== The data

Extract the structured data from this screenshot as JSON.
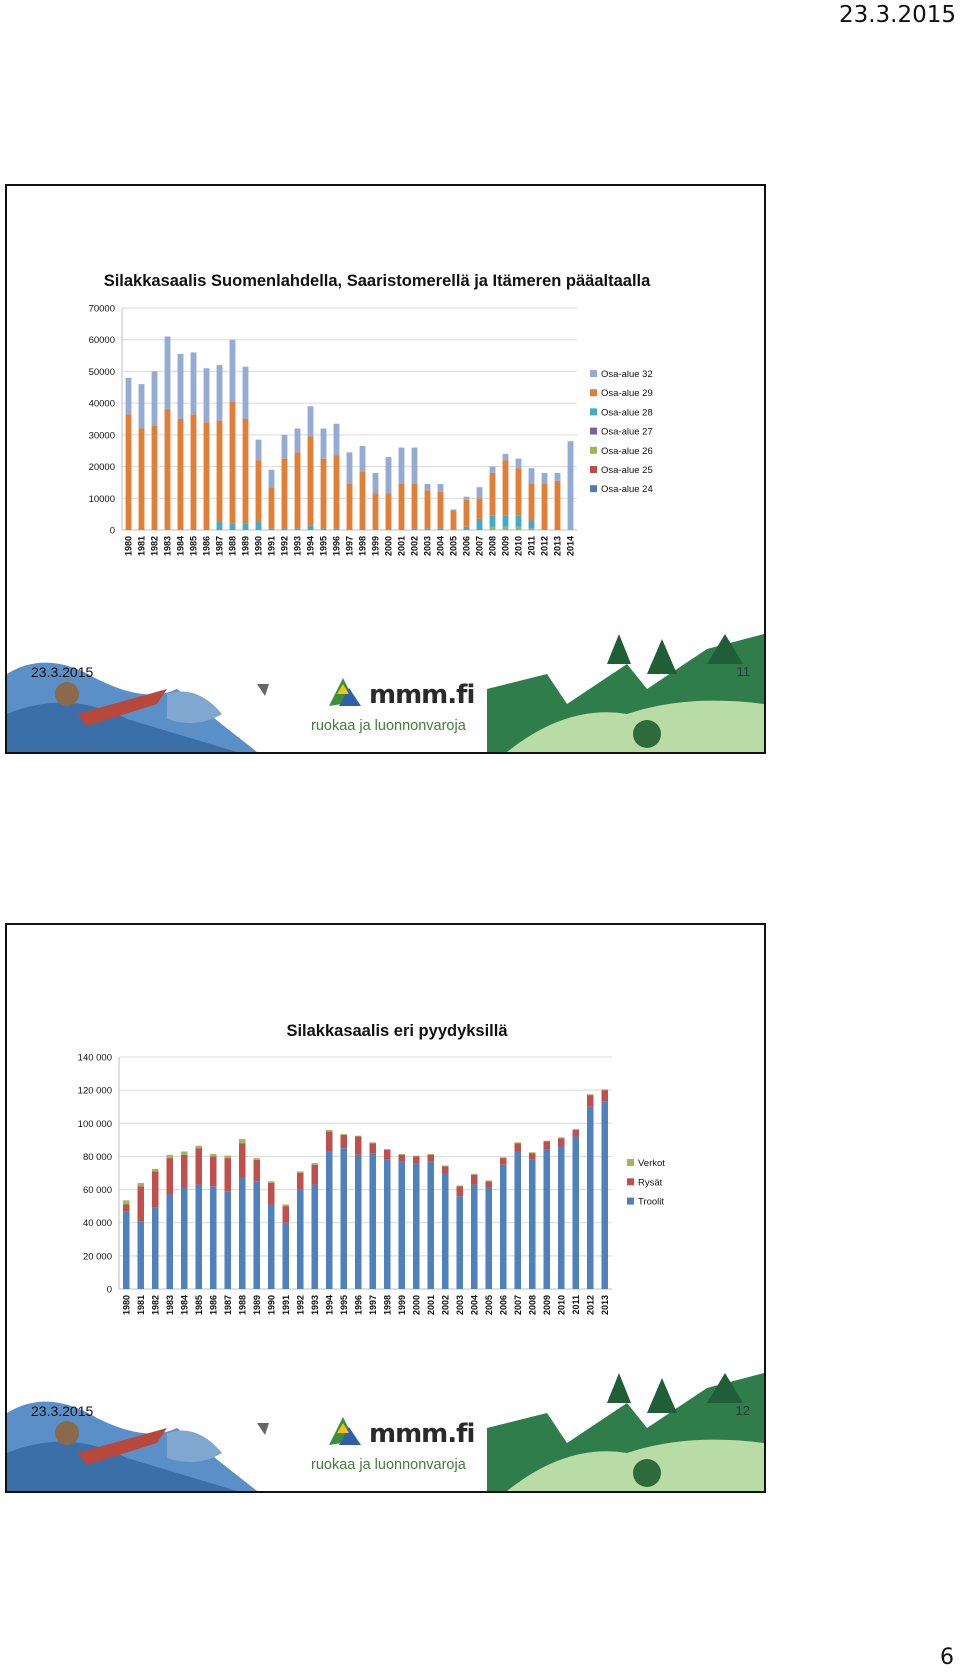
{
  "page": {
    "date": "23.3.2015",
    "number": "6"
  },
  "slides": [
    {
      "footer_date": "23.3.2015",
      "slide_number": "11",
      "logo_text": "mmm.fi",
      "logo_sub": "ruokaa ja luonnonvaroja"
    },
    {
      "footer_date": "23.3.2015",
      "slide_number": "12",
      "logo_text": "mmm.fi",
      "logo_sub": "ruokaa ja luonnonvaroja"
    }
  ],
  "chart_data": [
    {
      "type": "bar",
      "stacked": true,
      "title": "Silakkasaalis Suomenlahdella, Saaristomerellä ja Itämeren pääaltaalla",
      "xlabel": "",
      "ylabel": "",
      "ylim": [
        0,
        70000
      ],
      "yticks": [
        0,
        10000,
        20000,
        30000,
        40000,
        50000,
        60000,
        70000
      ],
      "grid": true,
      "legend_position": "right",
      "categories": [
        "1980",
        "1981",
        "1982",
        "1983",
        "1984",
        "1985",
        "1986",
        "1987",
        "1988",
        "1989",
        "1990",
        "1991",
        "1992",
        "1993",
        "1994",
        "1995",
        "1996",
        "1997",
        "1998",
        "1999",
        "2000",
        "2001",
        "2002",
        "2003",
        "2004",
        "2005",
        "2006",
        "2007",
        "2008",
        "2009",
        "2010",
        "2011",
        "2012",
        "2013",
        "2014"
      ],
      "series": [
        {
          "name": "Osa-alue 24",
          "color": "#4a7ebb",
          "values": [
            0,
            0,
            0,
            0,
            0,
            0,
            0,
            0,
            0,
            0,
            0,
            0,
            0,
            0,
            0,
            0,
            0,
            0,
            0,
            0,
            0,
            0,
            0,
            0,
            0,
            0,
            0,
            0,
            0,
            0,
            0,
            0,
            0,
            0,
            0
          ]
        },
        {
          "name": "Osa-alue 25",
          "color": "#be4b48",
          "values": [
            0,
            0,
            0,
            0,
            0,
            0,
            0,
            0,
            0,
            0,
            0,
            0,
            0,
            0,
            0,
            0,
            0,
            0,
            0,
            0,
            0,
            0,
            0,
            0,
            0,
            0,
            0,
            0,
            0,
            0,
            0,
            0,
            0,
            0,
            0
          ]
        },
        {
          "name": "Osa-alue 26",
          "color": "#98b954",
          "values": [
            0,
            0,
            0,
            0,
            0,
            0,
            0,
            0,
            0,
            0,
            0,
            0,
            0,
            0,
            0,
            0,
            0,
            0,
            0,
            0,
            0,
            0,
            0,
            0,
            0,
            0,
            0,
            0,
            1000,
            1000,
            1000,
            500,
            0,
            0,
            0
          ]
        },
        {
          "name": "Osa-alue 27",
          "color": "#7d60a0",
          "values": [
            0,
            0,
            0,
            0,
            0,
            0,
            0,
            0,
            0,
            0,
            0,
            0,
            0,
            0,
            0,
            0,
            0,
            0,
            0,
            0,
            0,
            0,
            0,
            0,
            0,
            0,
            0,
            0,
            0,
            0,
            0,
            0,
            0,
            0,
            0
          ]
        },
        {
          "name": "Osa-alue 28",
          "color": "#46aac5",
          "values": [
            0,
            0,
            0,
            0,
            0,
            0,
            0,
            2500,
            2000,
            2000,
            2500,
            500,
            500,
            500,
            1500,
            500,
            500,
            0,
            0,
            0,
            0,
            0,
            500,
            500,
            500,
            0,
            1000,
            3500,
            3500,
            3500,
            3500,
            2500,
            0,
            0,
            0
          ]
        },
        {
          "name": "Osa-alue 29",
          "color": "#e07f35",
          "values": [
            36500,
            32000,
            33000,
            38000,
            35000,
            36500,
            34000,
            32000,
            38500,
            33000,
            19500,
            13000,
            22000,
            24000,
            28000,
            22000,
            23000,
            14500,
            18500,
            11500,
            11500,
            14500,
            14000,
            12000,
            11500,
            6000,
            8500,
            6500,
            13500,
            17500,
            15000,
            11500,
            14500,
            15500,
            0
          ]
        },
        {
          "name": "Osa-alue 32",
          "color": "#94abd4",
          "values": [
            11500,
            14000,
            17000,
            23000,
            20500,
            19500,
            17000,
            17500,
            19500,
            16500,
            6500,
            5500,
            7500,
            7500,
            9500,
            9500,
            10000,
            10000,
            8000,
            6500,
            11500,
            11500,
            11500,
            2000,
            2500,
            500,
            1000,
            3500,
            2000,
            2000,
            3000,
            5000,
            3500,
            2500,
            28000
          ]
        }
      ]
    },
    {
      "type": "bar",
      "stacked": true,
      "title": "Silakkasaalis eri pyydyksillä",
      "xlabel": "",
      "ylabel": "",
      "ylim": [
        0,
        140000
      ],
      "yticks": [
        "0",
        "20 000",
        "40 000",
        "60 000",
        "80 000",
        "100 000",
        "120 000",
        "140 000"
      ],
      "grid": true,
      "legend_position": "right",
      "categories": [
        "1980",
        "1981",
        "1982",
        "1983",
        "1984",
        "1985",
        "1986",
        "1987",
        "1988",
        "1989",
        "1990",
        "1991",
        "1992",
        "1993",
        "1994",
        "1995",
        "1996",
        "1997",
        "1998",
        "1999",
        "2000",
        "2001",
        "2002",
        "2003",
        "2004",
        "2005",
        "2006",
        "2007",
        "2008",
        "2009",
        "2010",
        "2011",
        "2012",
        "2013"
      ],
      "series": [
        {
          "name": "Troolit",
          "color": "#4f81bd",
          "values": [
            47000,
            41000,
            49000,
            57000,
            61000,
            63000,
            62000,
            59000,
            67000,
            65000,
            51000,
            40000,
            60000,
            63000,
            83000,
            85000,
            81000,
            82000,
            78000,
            77000,
            76000,
            77000,
            70000,
            56000,
            63000,
            61000,
            75000,
            83000,
            78000,
            84000,
            86000,
            92000,
            110000,
            113000
          ]
        },
        {
          "name": "Rysät",
          "color": "#c0504d",
          "values": [
            4000,
            21000,
            22000,
            22000,
            20000,
            22000,
            18000,
            20000,
            21000,
            13000,
            13000,
            10000,
            10000,
            12000,
            12000,
            8000,
            11000,
            6000,
            6000,
            4000,
            4000,
            4000,
            4000,
            6000,
            6000,
            4000,
            4000,
            5000,
            4000,
            5000,
            5000,
            4000,
            7000,
            7000
          ]
        },
        {
          "name": "Verkot",
          "color": "#9bbb59",
          "values": [
            2500,
            2000,
            1500,
            2000,
            2000,
            1500,
            1500,
            1500,
            2500,
            1000,
            1000,
            1000,
            1000,
            1000,
            1000,
            500,
            500,
            500,
            500,
            500,
            500,
            500,
            500,
            500,
            500,
            500,
            500,
            500,
            500,
            500,
            500,
            500,
            500,
            500
          ]
        }
      ]
    }
  ]
}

====

#### Your instructions:
Copy out the whole listing exactly, and don't carry over any pictures.

#### Answer below:
Extract the structured data from this screenshot as JSON.
{
  "page": {
    "date": "23.3.2015",
    "number": "6"
  },
  "slides": [
    {
      "footer_date": "23.3.2015",
      "slide_number": "11",
      "logo_text": "mmm.fi",
      "logo_sub": "ruokaa ja luonnonvaroja"
    },
    {
      "footer_date": "23.3.2015",
      "slide_number": "12",
      "logo_text": "mmm.fi",
      "logo_sub": "ruokaa ja luonnonvaroja"
    }
  ],
  "chart_data": [
    {
      "type": "bar",
      "stacked": true,
      "title": "Silakkasaalis Suomenlahdella, Saaristomerellä ja Itämeren pääaltaalla",
      "xlabel": "",
      "ylabel": "",
      "ylim": [
        0,
        70000
      ],
      "yticks": [
        0,
        10000,
        20000,
        30000,
        40000,
        50000,
        60000,
        70000
      ],
      "grid": true,
      "legend_position": "right",
      "categories": [
        "1980",
        "1981",
        "1982",
        "1983",
        "1984",
        "1985",
        "1986",
        "1987",
        "1988",
        "1989",
        "1990",
        "1991",
        "1992",
        "1993",
        "1994",
        "1995",
        "1996",
        "1997",
        "1998",
        "1999",
        "2000",
        "2001",
        "2002",
        "2003",
        "2004",
        "2005",
        "2006",
        "2007",
        "2008",
        "2009",
        "2010",
        "2011",
        "2012",
        "2013",
        "2014"
      ],
      "series": [
        {
          "name": "Osa-alue 24",
          "color": "#4a7ebb",
          "values": [
            0,
            0,
            0,
            0,
            0,
            0,
            0,
            0,
            0,
            0,
            0,
            0,
            0,
            0,
            0,
            0,
            0,
            0,
            0,
            0,
            0,
            0,
            0,
            0,
            0,
            0,
            0,
            0,
            0,
            0,
            0,
            0,
            0,
            0,
            0
          ]
        },
        {
          "name": "Osa-alue 25",
          "color": "#be4b48",
          "values": [
            0,
            0,
            0,
            0,
            0,
            0,
            0,
            0,
            0,
            0,
            0,
            0,
            0,
            0,
            0,
            0,
            0,
            0,
            0,
            0,
            0,
            0,
            0,
            0,
            0,
            0,
            0,
            0,
            0,
            0,
            0,
            0,
            0,
            0,
            0
          ]
        },
        {
          "name": "Osa-alue 26",
          "color": "#98b954",
          "values": [
            0,
            0,
            0,
            0,
            0,
            0,
            0,
            0,
            0,
            0,
            0,
            0,
            0,
            0,
            0,
            0,
            0,
            0,
            0,
            0,
            0,
            0,
            0,
            0,
            0,
            0,
            0,
            0,
            1000,
            1000,
            1000,
            500,
            0,
            0,
            0
          ]
        },
        {
          "name": "Osa-alue 27",
          "color": "#7d60a0",
          "values": [
            0,
            0,
            0,
            0,
            0,
            0,
            0,
            0,
            0,
            0,
            0,
            0,
            0,
            0,
            0,
            0,
            0,
            0,
            0,
            0,
            0,
            0,
            0,
            0,
            0,
            0,
            0,
            0,
            0,
            0,
            0,
            0,
            0,
            0,
            0
          ]
        },
        {
          "name": "Osa-alue 28",
          "color": "#46aac5",
          "values": [
            0,
            0,
            0,
            0,
            0,
            0,
            0,
            2500,
            2000,
            2000,
            2500,
            500,
            500,
            500,
            1500,
            500,
            500,
            0,
            0,
            0,
            0,
            0,
            500,
            500,
            500,
            0,
            1000,
            3500,
            3500,
            3500,
            3500,
            2500,
            0,
            0,
            0
          ]
        },
        {
          "name": "Osa-alue 29",
          "color": "#e07f35",
          "values": [
            36500,
            32000,
            33000,
            38000,
            35000,
            36500,
            34000,
            32000,
            38500,
            33000,
            19500,
            13000,
            22000,
            24000,
            28000,
            22000,
            23000,
            14500,
            18500,
            11500,
            11500,
            14500,
            14000,
            12000,
            11500,
            6000,
            8500,
            6500,
            13500,
            17500,
            15000,
            11500,
            14500,
            15500,
            0
          ]
        },
        {
          "name": "Osa-alue 32",
          "color": "#94abd4",
          "values": [
            11500,
            14000,
            17000,
            23000,
            20500,
            19500,
            17000,
            17500,
            19500,
            16500,
            6500,
            5500,
            7500,
            7500,
            9500,
            9500,
            10000,
            10000,
            8000,
            6500,
            11500,
            11500,
            11500,
            2000,
            2500,
            500,
            1000,
            3500,
            2000,
            2000,
            3000,
            5000,
            3500,
            2500,
            28000
          ]
        }
      ]
    },
    {
      "type": "bar",
      "stacked": true,
      "title": "Silakkasaalis eri pyydyksillä",
      "xlabel": "",
      "ylabel": "",
      "ylim": [
        0,
        140000
      ],
      "yticks": [
        "0",
        "20 000",
        "40 000",
        "60 000",
        "80 000",
        "100 000",
        "120 000",
        "140 000"
      ],
      "grid": true,
      "legend_position": "right",
      "categories": [
        "1980",
        "1981",
        "1982",
        "1983",
        "1984",
        "1985",
        "1986",
        "1987",
        "1988",
        "1989",
        "1990",
        "1991",
        "1992",
        "1993",
        "1994",
        "1995",
        "1996",
        "1997",
        "1998",
        "1999",
        "2000",
        "2001",
        "2002",
        "2003",
        "2004",
        "2005",
        "2006",
        "2007",
        "2008",
        "2009",
        "2010",
        "2011",
        "2012",
        "2013"
      ],
      "series": [
        {
          "name": "Troolit",
          "color": "#4f81bd",
          "values": [
            47000,
            41000,
            49000,
            57000,
            61000,
            63000,
            62000,
            59000,
            67000,
            65000,
            51000,
            40000,
            60000,
            63000,
            83000,
            85000,
            81000,
            82000,
            78000,
            77000,
            76000,
            77000,
            70000,
            56000,
            63000,
            61000,
            75000,
            83000,
            78000,
            84000,
            86000,
            92000,
            110000,
            113000
          ]
        },
        {
          "name": "Rysät",
          "color": "#c0504d",
          "values": [
            4000,
            21000,
            22000,
            22000,
            20000,
            22000,
            18000,
            20000,
            21000,
            13000,
            13000,
            10000,
            10000,
            12000,
            12000,
            8000,
            11000,
            6000,
            6000,
            4000,
            4000,
            4000,
            4000,
            6000,
            6000,
            4000,
            4000,
            5000,
            4000,
            5000,
            5000,
            4000,
            7000,
            7000
          ]
        },
        {
          "name": "Verkot",
          "color": "#9bbb59",
          "values": [
            2500,
            2000,
            1500,
            2000,
            2000,
            1500,
            1500,
            1500,
            2500,
            1000,
            1000,
            1000,
            1000,
            1000,
            1000,
            500,
            500,
            500,
            500,
            500,
            500,
            500,
            500,
            500,
            500,
            500,
            500,
            500,
            500,
            500,
            500,
            500,
            500,
            500
          ]
        }
      ]
    }
  ]
}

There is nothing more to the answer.